■ **Source passage**
****************
# I collect Native American Stone Pottery



## BigJock (Mar 24, 2007)

I collect old stone Native American pottery best finds are from Southwestern States,I have a collection of over 150 bottles and vases,, rariest I got recently is  Onion shaped and these are black to make waterproof for carry distances,I collect other things but this is what I love second my first love is old vintage button accordions,,


----------



## BigJock (Mar 24, 2007)

2nd Pic type


----------



## BigJock (Mar 24, 2007)

3oil type


----------



## BigJock (Mar 24, 2007)

An Urn not sure for grain or burial.


----------



## Just Dig it (May 14, 2007)

those sure are incredible! did you find them yourself or hunt them  down? either way  what an amazing collection...


----------



## epgorge (May 14, 2007)

Hey BJ,

 Could I see a picture of the entire collection you have? Or, you could just send me to the web site!
 Ep


----------



## LC (May 14, 2007)

Would not mind seeing them myself !


----------



## bearswede (May 14, 2007)

Hey, guys...

 Consider the source!!!

 Ron


----------



## Digger George (May 14, 2007)

I collect baby worm droppings daily.


----------



## GuntherHess (May 14, 2007)

Extraordinary claims require extraordinary evidence...


----------



## GuntherHess (May 14, 2007)

I'm a native american, I was born in PA.  Want to buy some of the pots I made in high school?


----------



## zanes_antiques (May 14, 2007)

What the heck????


----------



## bottlenutboy (May 14, 2007)

remember guys this is the same person who went to the ink hall of fame on reggies site and stole pictures of incredibly rare bottles to pass off as his own

 guy probably flakes his own arrow heads too....

 if those pots are his which is a stretch then he is a grave robber (whom i think of as the scum of the earth) and dug them from peoples graves


----------



## LC (May 15, 2007)

> What the heck????


 
 What the heck???? AGAIN!!


----------



## GuntherHess (May 15, 2007)

Yes, based on his record I can only look upon his posts as a source of entertainment rather than a source of information.


----------



## PhilaBottles (May 17, 2007)

haha...BJ...


----------



## bottlenutboy (May 18, 2007)

> haha...BJ...


 
 []you guys are killin me![]


----------
****************
■ **Data shown**
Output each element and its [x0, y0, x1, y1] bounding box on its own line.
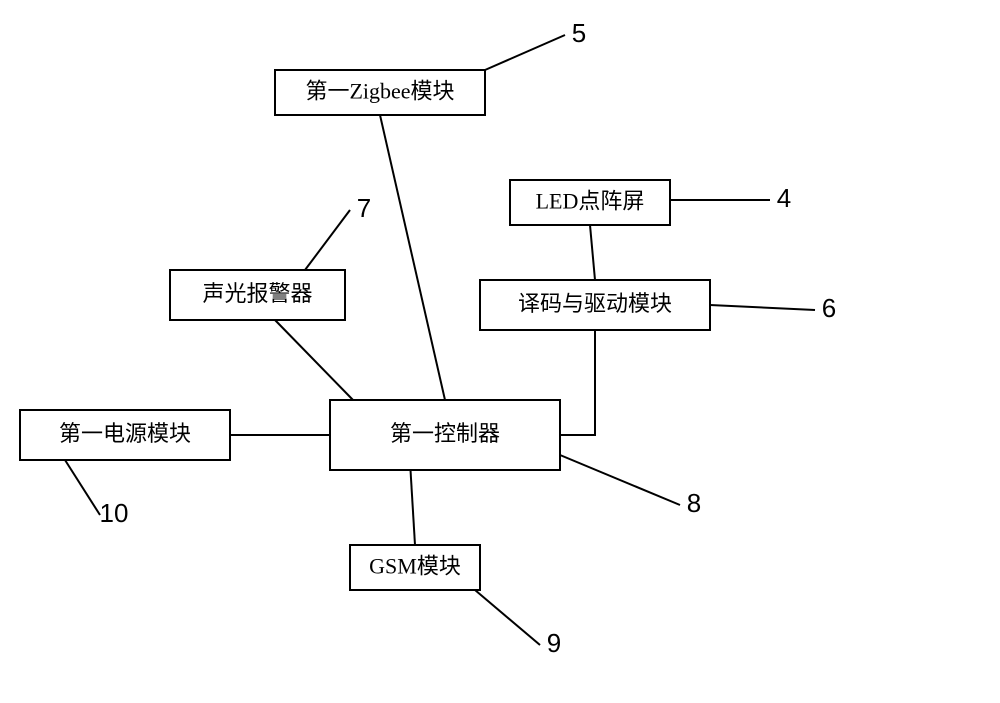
- callout-num-6: 6: [822, 293, 836, 323]
- node-decode-label: 译码与驱动模块: [518, 291, 672, 316]
- callout-line-9: [475, 590, 540, 645]
- edge-decode-controller: [560, 330, 595, 435]
- callout-num-9: 9: [547, 628, 561, 658]
- callout-num-8: 8: [687, 488, 701, 518]
- callout-line-7: [305, 210, 350, 270]
- node-zigbee: 第一Zigbee模块: [275, 70, 485, 115]
- edge-led-decode: [590, 225, 595, 280]
- node-power-label: 第一电源模块: [59, 421, 191, 446]
- edge-alarm-controller: [275, 320, 353, 400]
- node-alarm-label: 声光报警器: [202, 281, 312, 306]
- callout-num-4: 4: [777, 183, 791, 213]
- node-power: 第一电源模块: [20, 410, 230, 460]
- callout-num-5: 5: [572, 18, 586, 48]
- callout-line-6: [710, 305, 815, 310]
- node-controller: 第一控制器: [330, 400, 560, 470]
- callout-line-8: [560, 455, 680, 505]
- callout-line-10: [65, 460, 100, 515]
- node-led-label: LED点阵屏: [536, 189, 645, 214]
- edge-controller-gsm: [411, 470, 416, 545]
- node-decode: 译码与驱动模块: [480, 280, 710, 330]
- node-zigbee-label: 第一Zigbee模块: [305, 79, 454, 104]
- edge-zigbee-controller: [380, 115, 445, 400]
- callout-num-7: 7: [357, 193, 371, 223]
- node-led: LED点阵屏: [510, 180, 670, 225]
- node-gsm-label: GSM模块: [369, 554, 461, 579]
- callout-line-5: [485, 35, 565, 70]
- node-gsm: GSM模块: [350, 545, 480, 590]
- node-controller-label: 第一控制器: [390, 421, 500, 446]
- node-alarm: 声光报警器: [170, 270, 345, 320]
- callout-num-10: 10: [100, 498, 129, 528]
- block-diagram: 第一Zigbee模块 LED点阵屏声光报警器 译码与驱动模块第一电源模块 第一控制器 G…: [0, 0, 1000, 703]
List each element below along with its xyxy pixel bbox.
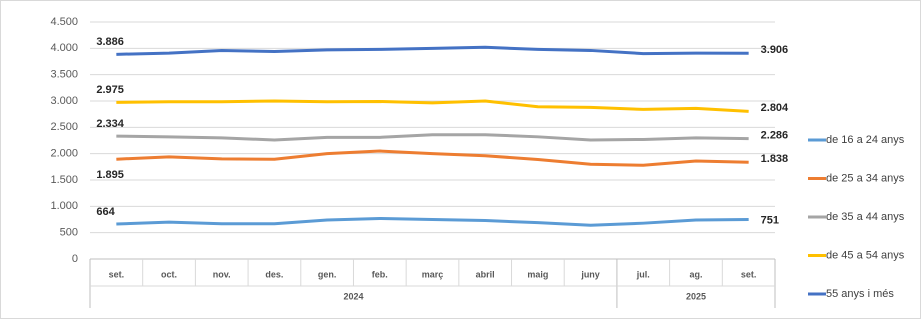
legend-label: de 35 a 44 anys [826,211,905,223]
y-tick-label: 3.000 [50,95,78,107]
x-tick-label: set. [109,269,125,279]
x-tick-label: ag. [689,269,702,279]
legend-label: de 16 a 24 anys [826,134,905,146]
x-tick-label: març [422,269,444,279]
data-label: 3.886 [96,36,124,48]
data-label: 2.975 [96,84,124,96]
x-tick-label: nov. [213,269,231,279]
x-tick-label: abril [476,269,495,279]
data-label: 751 [761,214,779,226]
data-label: 3.906 [761,44,789,56]
x-tick-label: feb. [372,269,388,279]
y-tick-label: 500 [60,227,78,239]
data-label: 2.286 [761,130,789,142]
data-label: 664 [96,206,115,218]
legend-label: de 25 a 34 anys [826,172,905,184]
x-tick-label: set. [741,269,757,279]
y-tick-label: 3.500 [50,69,78,81]
y-tick-label: 0 [72,253,78,265]
data-label: 2.334 [96,118,124,130]
x-tick-label: des. [265,269,283,279]
group-label: 2024 [343,291,363,301]
legend-label: 55 anys i més [826,288,894,300]
x-tick-label: oct. [161,269,177,279]
legend-label: de 45 a 54 anys [826,249,905,261]
y-tick-label: 2.000 [50,148,78,160]
y-tick-label: 1.500 [50,174,78,186]
series-line [116,45,749,56]
x-tick-label: juny [580,269,600,279]
y-tick-label: 4.000 [50,42,78,54]
series-line [116,99,749,113]
x-tick-label: maig [527,269,548,279]
data-label: 2.804 [761,102,789,114]
data-label: 1.838 [761,153,789,165]
y-tick-label: 1.000 [50,200,78,212]
x-tick-label: gen. [318,269,337,279]
y-tick-label: 4.500 [50,16,78,28]
series-line [116,149,749,167]
x-tick-label: jul. [636,269,650,279]
y-tick-label: 2.500 [50,121,78,133]
data-label: 1.895 [96,169,124,181]
series-line [116,133,749,142]
series-line [116,216,749,227]
group-label: 2025 [686,291,706,301]
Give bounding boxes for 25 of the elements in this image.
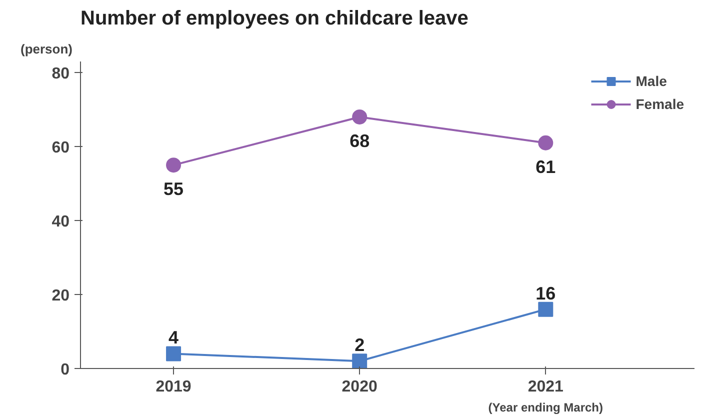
legend-label: Female: [636, 96, 684, 112]
point: [166, 346, 182, 362]
x-tick-label: 2019: [156, 378, 192, 396]
point: [352, 109, 368, 124]
x-tick-label: 2021: [528, 378, 564, 396]
y-tick-label: 40: [52, 214, 70, 231]
legend-label: Male: [636, 73, 667, 89]
text: (Year ending March): [488, 400, 604, 414]
data-label: 4: [168, 328, 179, 348]
y-tick-label: 60: [52, 140, 70, 157]
x-tick-label: 2020: [342, 378, 378, 396]
chart-title: Number of employees on childcare leave: [80, 8, 468, 30]
y-tick-label: 20: [52, 288, 70, 305]
point: [166, 158, 182, 173]
point: [538, 135, 554, 150]
data-label: 61: [536, 156, 556, 177]
data-label: 2: [354, 335, 365, 356]
y-tick-label: 0: [60, 362, 70, 378]
y-tick-label: 80: [52, 66, 70, 83]
data-label: 16: [536, 283, 556, 304]
data-label: 55: [164, 179, 184, 200]
point: [352, 354, 368, 368]
data-label: 68: [350, 130, 370, 151]
point: [538, 302, 554, 317]
y-axis-title: (person): [20, 42, 72, 56]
****************
■ **What is asked**
Decide whether each statement agrees with the pottery forum thread, and answer yes or no for each with the deciding words from the thread quoted exactly: (a) BigJock names old vintage button accordions as his first love. (b) BigJock's collection holds fewer than 100 bottles and vases. (c) GuntherHess says he was born in PA.

■ **Reply to the task**
(a) Yes: "my first love is old vintage button accordions"
(b) No: "I have a collection of over 150 bottles and vases"
(c) Yes: "I was born in PA."